Stated exercise:
Show all lines holding the string "Refused".

Entries from a visual dataset:
[Start]
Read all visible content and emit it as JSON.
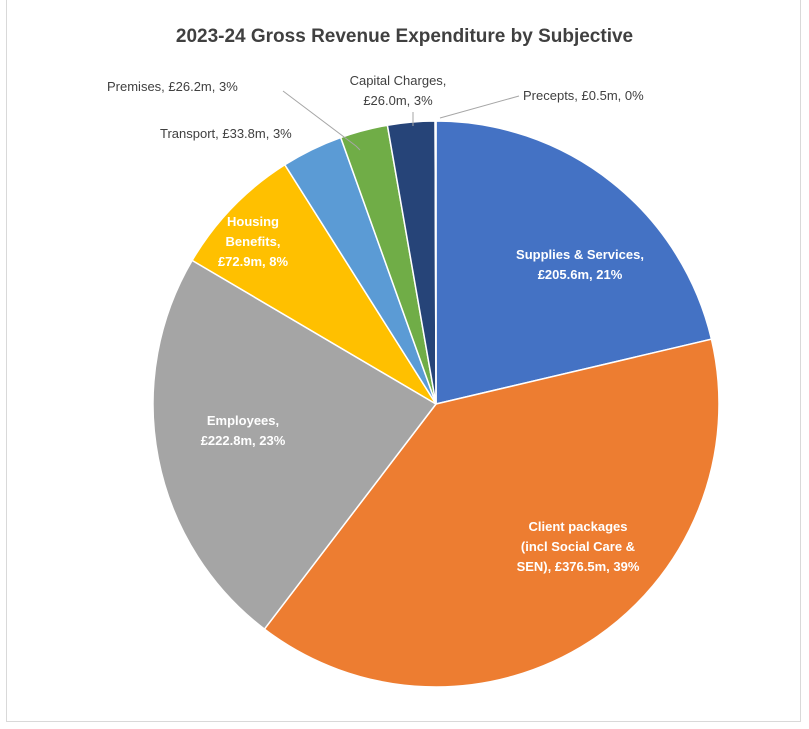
{
  "chart_data": {
    "type": "pie",
    "title": "2023-24 Gross Revenue Expenditure by Subjective",
    "slices": [
      {
        "name": "Supplies & Services",
        "value": 205.6,
        "percent": "21%",
        "color": "#4472C4",
        "label_lines": [
          "Supplies & Services,",
          "£205.6m, 21%"
        ],
        "label_style": "inside"
      },
      {
        "name": "Client packages (incl Social Care & SEN)",
        "value": 376.5,
        "percent": "39%",
        "color": "#ED7D31",
        "label_lines": [
          "Client packages",
          "(incl Social Care &",
          "SEN), £376.5m, 39%"
        ],
        "label_style": "inside"
      },
      {
        "name": "Employees",
        "value": 222.8,
        "percent": "23%",
        "color": "#A5A5A5",
        "label_lines": [
          "Employees,",
          "£222.8m, 23%"
        ],
        "label_style": "inside"
      },
      {
        "name": "Housing Benefits",
        "value": 72.9,
        "percent": "8%",
        "color": "#FFC000",
        "label_lines": [
          "Housing",
          "Benefits,",
          "£72.9m, 8%"
        ],
        "label_style": "inside"
      },
      {
        "name": "Transport",
        "value": 33.8,
        "percent": "3%",
        "color": "#5B9BD5",
        "label_lines": [
          "Transport, £33.8m, 3%"
        ],
        "label_style": "outside"
      },
      {
        "name": "Premises",
        "value": 26.2,
        "percent": "3%",
        "color": "#70AD47",
        "label_lines": [
          "Premises, £26.2m, 3%"
        ],
        "label_style": "outside"
      },
      {
        "name": "Capital Charges",
        "value": 26.0,
        "percent": "3%",
        "color": "#264478",
        "label_lines": [
          "Capital Charges,",
          "£26.0m, 3%"
        ],
        "label_style": "outside"
      },
      {
        "name": "Precepts",
        "value": 0.5,
        "percent": "0%",
        "color": "#9E480E",
        "label_lines": [
          "Precepts, £0.5m, 0%"
        ],
        "label_style": "outside"
      }
    ],
    "start_angle": "12 o'clock",
    "direction": "clockwise",
    "units": "£m"
  }
}
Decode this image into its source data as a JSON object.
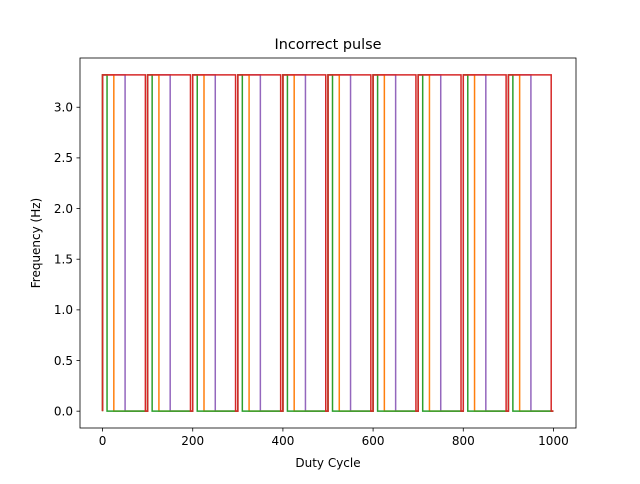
{
  "chart_data": {
    "type": "line",
    "title": "Incorrect pulse",
    "xlabel": "Duty Cycle",
    "ylabel": "Frequency (Hz)",
    "xlim": [
      -50,
      1050
    ],
    "ylim": [
      -0.166,
      3.486
    ],
    "xticks": [
      0,
      200,
      400,
      600,
      800,
      1000
    ],
    "xtick_labels": [
      "0",
      "200",
      "400",
      "600",
      "800",
      "1000"
    ],
    "yticks": [
      0.0,
      0.5,
      1.0,
      1.5,
      2.0,
      2.5,
      3.0
    ],
    "ytick_labels": [
      "0.0",
      "0.5",
      "1.0",
      "1.5",
      "2.0",
      "2.5",
      "3.0"
    ],
    "grid": false,
    "legend": "none",
    "high": 3.32,
    "low": 0.0,
    "period": 100,
    "x_range": [
      0,
      1000
    ],
    "series": [
      {
        "color": "#9467bd",
        "duty": 0.5,
        "phase": 0
      },
      {
        "color": "#ff7f0e",
        "duty": 0.25,
        "phase": 0
      },
      {
        "color": "#2ca02c",
        "duty": 0.1,
        "phase": 0
      },
      {
        "color": "#d62728",
        "duty": 0.95,
        "phase": 0
      }
    ]
  }
}
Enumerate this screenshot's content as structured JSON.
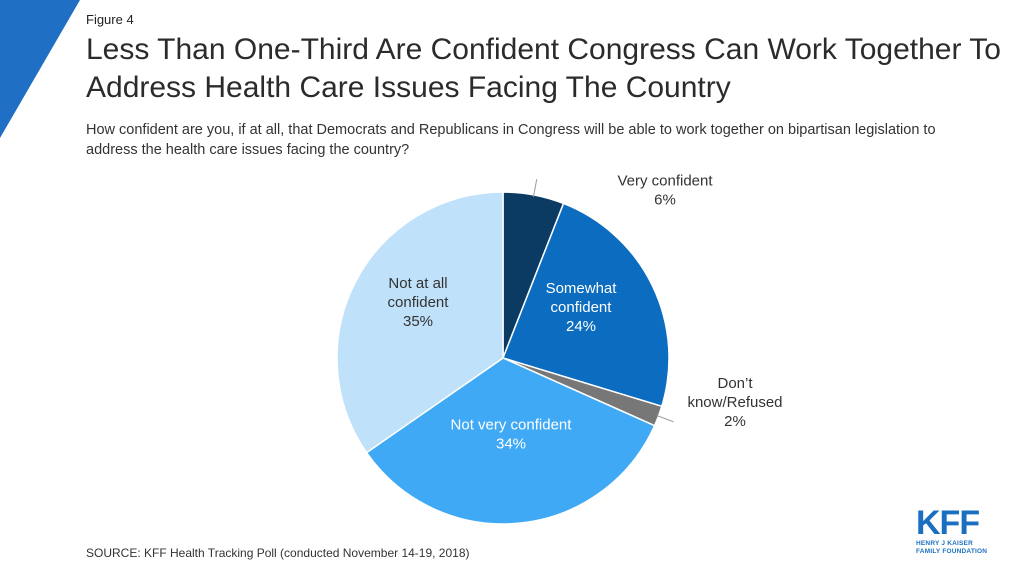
{
  "header": {
    "figure_label": "Figure 4",
    "title": "Less Than One-Third Are Confident Congress Can Work Together To Address Health Care Issues Facing The Country",
    "subtitle": "How confident are you, if at all, that Democrats and Republicans in Congress will be able to work together on bipartisan legislation to address the health care issues facing the country?"
  },
  "chart_data": {
    "type": "pie",
    "title": "",
    "slices": [
      {
        "label": "Very confident",
        "value": 6,
        "display": "6%",
        "color": "#0b3a63"
      },
      {
        "label": "Somewhat confident",
        "value": 24,
        "display": "24%",
        "color": "#0b6cc0"
      },
      {
        "label": "Don't know/Refused",
        "value": 2,
        "display": "2%",
        "color": "#777777"
      },
      {
        "label": "Not very confident",
        "value": 34,
        "display": "34%",
        "color": "#3fa9f5"
      },
      {
        "label": "Not at all confident",
        "value": 35,
        "display": "35%",
        "color": "#bfe1fa"
      }
    ],
    "label_lines": [
      [
        "Very confident",
        "6%"
      ],
      [
        "Somewhat",
        "confident",
        "24%"
      ],
      [
        "Don’t",
        "know/Refused",
        "2%"
      ],
      [
        "Not very confident",
        "34%"
      ],
      [
        "Not at all",
        "confident",
        "35%"
      ]
    ]
  },
  "footer": {
    "source": "SOURCE: KFF Health Tracking Poll (conducted November 14-19, 2018)"
  },
  "logo": {
    "mark": "KFF",
    "line1": "HENRY J KAISER",
    "line2": "FAMILY FOUNDATION",
    "color": "#1a6fc0"
  }
}
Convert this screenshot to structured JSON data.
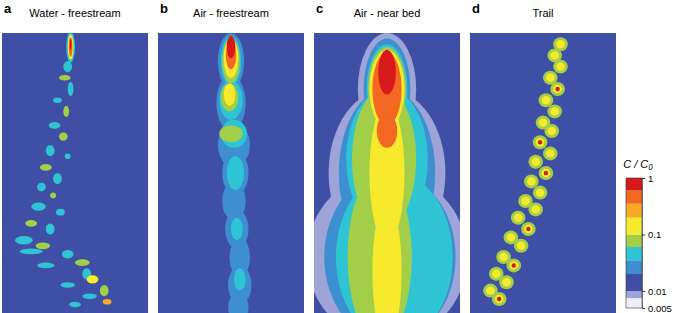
{
  "chart_data": {
    "type": "contour",
    "xlim": [
      0,
      1
    ],
    "ylim": [
      0,
      1
    ],
    "colorbar": {
      "title": "C / C₀",
      "log": true,
      "range": [
        0.005,
        1
      ],
      "ticks": [
        0.005,
        0.01,
        0.1,
        1
      ],
      "levels": [
        0.005,
        0.0075,
        0.01,
        0.02,
        0.035,
        0.06,
        0.1,
        0.2,
        0.35,
        0.6,
        1
      ],
      "colors": [
        "#eeeef8",
        "#9ea3d8",
        "#3f4fa5",
        "#3d8fd0",
        "#2ec4d4",
        "#a3cf48",
        "#f7e92b",
        "#f9a825",
        "#f26722",
        "#d7191c"
      ]
    },
    "panels": [
      {
        "letter": "a",
        "title": "Water - freestream",
        "background": 0.01,
        "blobs": [
          [
            0.47,
            0.05,
            0.03,
            0.055,
            0.05
          ],
          [
            0.47,
            0.05,
            0.02,
            0.045,
            0.15
          ],
          [
            0.47,
            0.05,
            0.012,
            0.035,
            0.5
          ],
          [
            0.47,
            0.04,
            0.006,
            0.02,
            1
          ],
          [
            0.45,
            0.12,
            0.03,
            0.02,
            0.04
          ],
          [
            0.43,
            0.16,
            0.04,
            0.01,
            0.08
          ],
          [
            0.47,
            0.2,
            0.02,
            0.025,
            0.04
          ],
          [
            0.38,
            0.24,
            0.03,
            0.01,
            0.04
          ],
          [
            0.44,
            0.28,
            0.02,
            0.02,
            0.08
          ],
          [
            0.36,
            0.33,
            0.04,
            0.012,
            0.04
          ],
          [
            0.42,
            0.37,
            0.03,
            0.015,
            0.08
          ],
          [
            0.33,
            0.42,
            0.03,
            0.02,
            0.04
          ],
          [
            0.45,
            0.44,
            0.02,
            0.01,
            0.04
          ],
          [
            0.3,
            0.48,
            0.04,
            0.012,
            0.08
          ],
          [
            0.38,
            0.52,
            0.03,
            0.02,
            0.04
          ],
          [
            0.27,
            0.55,
            0.03,
            0.015,
            0.04
          ],
          [
            0.35,
            0.58,
            0.02,
            0.01,
            0.08
          ],
          [
            0.25,
            0.62,
            0.05,
            0.015,
            0.04
          ],
          [
            0.4,
            0.64,
            0.03,
            0.012,
            0.04
          ],
          [
            0.2,
            0.68,
            0.04,
            0.012,
            0.08
          ],
          [
            0.33,
            0.7,
            0.03,
            0.02,
            0.04
          ],
          [
            0.15,
            0.74,
            0.06,
            0.015,
            0.04
          ],
          [
            0.28,
            0.76,
            0.05,
            0.012,
            0.08
          ],
          [
            0.2,
            0.78,
            0.08,
            0.01,
            0.04
          ],
          [
            0.45,
            0.79,
            0.04,
            0.015,
            0.04
          ],
          [
            0.55,
            0.82,
            0.05,
            0.012,
            0.08
          ],
          [
            0.3,
            0.83,
            0.06,
            0.01,
            0.04
          ],
          [
            0.58,
            0.86,
            0.03,
            0.02,
            0.04
          ],
          [
            0.62,
            0.88,
            0.04,
            0.015,
            0.15
          ],
          [
            0.45,
            0.9,
            0.05,
            0.01,
            0.04
          ],
          [
            0.7,
            0.92,
            0.03,
            0.02,
            0.08
          ],
          [
            0.6,
            0.94,
            0.05,
            0.01,
            0.04
          ],
          [
            0.5,
            0.97,
            0.04,
            0.01,
            0.04
          ],
          [
            0.72,
            0.96,
            0.03,
            0.01,
            0.3
          ]
        ]
      },
      {
        "letter": "b",
        "title": "Air - freestream",
        "background": 0.01,
        "blobs": [
          [
            0.5,
            0.1,
            0.09,
            0.1,
            0.025
          ],
          [
            0.5,
            0.25,
            0.1,
            0.1,
            0.025
          ],
          [
            0.52,
            0.4,
            0.11,
            0.08,
            0.025
          ],
          [
            0.53,
            0.5,
            0.09,
            0.08,
            0.025
          ],
          [
            0.52,
            0.6,
            0.08,
            0.07,
            0.025
          ],
          [
            0.54,
            0.7,
            0.08,
            0.07,
            0.025
          ],
          [
            0.56,
            0.8,
            0.07,
            0.07,
            0.025
          ],
          [
            0.56,
            0.9,
            0.08,
            0.07,
            0.025
          ],
          [
            0.55,
            0.98,
            0.07,
            0.05,
            0.025
          ],
          [
            0.5,
            0.1,
            0.07,
            0.09,
            0.04
          ],
          [
            0.5,
            0.24,
            0.08,
            0.07,
            0.04
          ],
          [
            0.52,
            0.36,
            0.09,
            0.05,
            0.04
          ],
          [
            0.53,
            0.5,
            0.06,
            0.06,
            0.04
          ],
          [
            0.54,
            0.7,
            0.04,
            0.04,
            0.04
          ],
          [
            0.56,
            0.88,
            0.04,
            0.04,
            0.04
          ],
          [
            0.5,
            0.1,
            0.06,
            0.08,
            0.08
          ],
          [
            0.49,
            0.23,
            0.06,
            0.05,
            0.08
          ],
          [
            0.5,
            0.36,
            0.08,
            0.03,
            0.08
          ],
          [
            0.5,
            0.09,
            0.05,
            0.07,
            0.15
          ],
          [
            0.49,
            0.22,
            0.04,
            0.04,
            0.15
          ],
          [
            0.5,
            0.08,
            0.035,
            0.05,
            0.4
          ],
          [
            0.5,
            0.05,
            0.03,
            0.04,
            0.8
          ]
        ]
      },
      {
        "letter": "c",
        "title": "Air - near bed",
        "background": 0.01,
        "blobs": [
          [
            0.5,
            0.03,
            0.03,
            0.06,
            0.025
          ],
          [
            0.5,
            0.2,
            0.2,
            0.2,
            0.008
          ],
          [
            0.5,
            0.5,
            0.4,
            0.3,
            0.008
          ],
          [
            0.5,
            0.8,
            0.55,
            0.3,
            0.008
          ],
          [
            0.5,
            0.2,
            0.16,
            0.18,
            0.025
          ],
          [
            0.5,
            0.5,
            0.33,
            0.3,
            0.025
          ],
          [
            0.52,
            0.8,
            0.45,
            0.3,
            0.025
          ],
          [
            0.5,
            0.2,
            0.14,
            0.16,
            0.04
          ],
          [
            0.5,
            0.45,
            0.28,
            0.25,
            0.04
          ],
          [
            0.55,
            0.8,
            0.4,
            0.3,
            0.04
          ],
          [
            0.5,
            0.2,
            0.13,
            0.15,
            0.07
          ],
          [
            0.48,
            0.45,
            0.22,
            0.25,
            0.07
          ],
          [
            0.45,
            0.8,
            0.22,
            0.3,
            0.07
          ],
          [
            0.5,
            0.2,
            0.12,
            0.14,
            0.15
          ],
          [
            0.5,
            0.5,
            0.12,
            0.25,
            0.15
          ],
          [
            0.5,
            0.85,
            0.1,
            0.25,
            0.15
          ],
          [
            0.5,
            0.2,
            0.1,
            0.13,
            0.4
          ],
          [
            0.5,
            0.35,
            0.07,
            0.06,
            0.4
          ],
          [
            0.5,
            0.14,
            0.06,
            0.08,
            0.8
          ]
        ]
      },
      {
        "letter": "d",
        "title": "Trail",
        "background": 0.01,
        "blobs": [
          [
            0.62,
            0.04,
            0.05,
            0.025,
            0.06
          ],
          [
            0.58,
            0.08,
            0.05,
            0.025,
            0.06
          ],
          [
            0.62,
            0.12,
            0.05,
            0.025,
            0.06
          ],
          [
            0.55,
            0.16,
            0.05,
            0.025,
            0.06
          ],
          [
            0.6,
            0.2,
            0.05,
            0.025,
            0.06
          ],
          [
            0.52,
            0.24,
            0.05,
            0.025,
            0.06
          ],
          [
            0.58,
            0.28,
            0.05,
            0.025,
            0.06
          ],
          [
            0.5,
            0.32,
            0.05,
            0.025,
            0.06
          ],
          [
            0.56,
            0.35,
            0.05,
            0.025,
            0.06
          ],
          [
            0.48,
            0.39,
            0.05,
            0.025,
            0.06
          ],
          [
            0.55,
            0.43,
            0.05,
            0.025,
            0.06
          ],
          [
            0.45,
            0.46,
            0.05,
            0.025,
            0.06
          ],
          [
            0.52,
            0.5,
            0.05,
            0.025,
            0.06
          ],
          [
            0.42,
            0.53,
            0.05,
            0.025,
            0.06
          ],
          [
            0.48,
            0.57,
            0.05,
            0.025,
            0.06
          ],
          [
            0.38,
            0.6,
            0.05,
            0.025,
            0.06
          ],
          [
            0.45,
            0.63,
            0.05,
            0.025,
            0.06
          ],
          [
            0.33,
            0.66,
            0.05,
            0.025,
            0.06
          ],
          [
            0.4,
            0.7,
            0.05,
            0.025,
            0.06
          ],
          [
            0.28,
            0.73,
            0.05,
            0.025,
            0.06
          ],
          [
            0.35,
            0.76,
            0.05,
            0.025,
            0.06
          ],
          [
            0.23,
            0.8,
            0.05,
            0.025,
            0.06
          ],
          [
            0.3,
            0.83,
            0.05,
            0.025,
            0.06
          ],
          [
            0.18,
            0.86,
            0.05,
            0.025,
            0.06
          ],
          [
            0.25,
            0.89,
            0.05,
            0.025,
            0.06
          ],
          [
            0.14,
            0.92,
            0.05,
            0.025,
            0.06
          ],
          [
            0.2,
            0.95,
            0.05,
            0.025,
            0.06
          ],
          [
            0.62,
            0.04,
            0.03,
            0.015,
            0.12
          ],
          [
            0.58,
            0.08,
            0.03,
            0.015,
            0.12
          ],
          [
            0.62,
            0.12,
            0.03,
            0.015,
            0.12
          ],
          [
            0.55,
            0.16,
            0.03,
            0.015,
            0.12
          ],
          [
            0.6,
            0.2,
            0.03,
            0.015,
            0.12
          ],
          [
            0.52,
            0.24,
            0.03,
            0.015,
            0.12
          ],
          [
            0.58,
            0.28,
            0.03,
            0.015,
            0.12
          ],
          [
            0.5,
            0.32,
            0.03,
            0.015,
            0.12
          ],
          [
            0.56,
            0.35,
            0.03,
            0.015,
            0.12
          ],
          [
            0.48,
            0.39,
            0.03,
            0.015,
            0.12
          ],
          [
            0.55,
            0.43,
            0.03,
            0.015,
            0.12
          ],
          [
            0.45,
            0.46,
            0.03,
            0.015,
            0.12
          ],
          [
            0.52,
            0.5,
            0.03,
            0.015,
            0.12
          ],
          [
            0.42,
            0.53,
            0.03,
            0.015,
            0.12
          ],
          [
            0.48,
            0.57,
            0.03,
            0.015,
            0.12
          ],
          [
            0.38,
            0.6,
            0.03,
            0.015,
            0.12
          ],
          [
            0.45,
            0.63,
            0.03,
            0.015,
            0.12
          ],
          [
            0.33,
            0.66,
            0.03,
            0.015,
            0.12
          ],
          [
            0.4,
            0.7,
            0.03,
            0.015,
            0.12
          ],
          [
            0.28,
            0.73,
            0.03,
            0.015,
            0.12
          ],
          [
            0.35,
            0.76,
            0.03,
            0.015,
            0.12
          ],
          [
            0.23,
            0.8,
            0.03,
            0.015,
            0.12
          ],
          [
            0.3,
            0.83,
            0.03,
            0.015,
            0.12
          ],
          [
            0.18,
            0.86,
            0.03,
            0.015,
            0.12
          ],
          [
            0.25,
            0.89,
            0.03,
            0.015,
            0.12
          ],
          [
            0.14,
            0.92,
            0.03,
            0.015,
            0.12
          ],
          [
            0.2,
            0.95,
            0.03,
            0.015,
            0.12
          ],
          [
            0.6,
            0.2,
            0.015,
            0.008,
            0.8
          ],
          [
            0.48,
            0.39,
            0.015,
            0.008,
            0.8
          ],
          [
            0.52,
            0.5,
            0.015,
            0.008,
            0.8
          ],
          [
            0.4,
            0.7,
            0.015,
            0.008,
            0.8
          ],
          [
            0.3,
            0.83,
            0.015,
            0.008,
            0.8
          ],
          [
            0.2,
            0.95,
            0.015,
            0.008,
            0.8
          ]
        ]
      }
    ]
  }
}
[End]
Reply:
        "label": "Don't know/Refused",
        "know/Refused",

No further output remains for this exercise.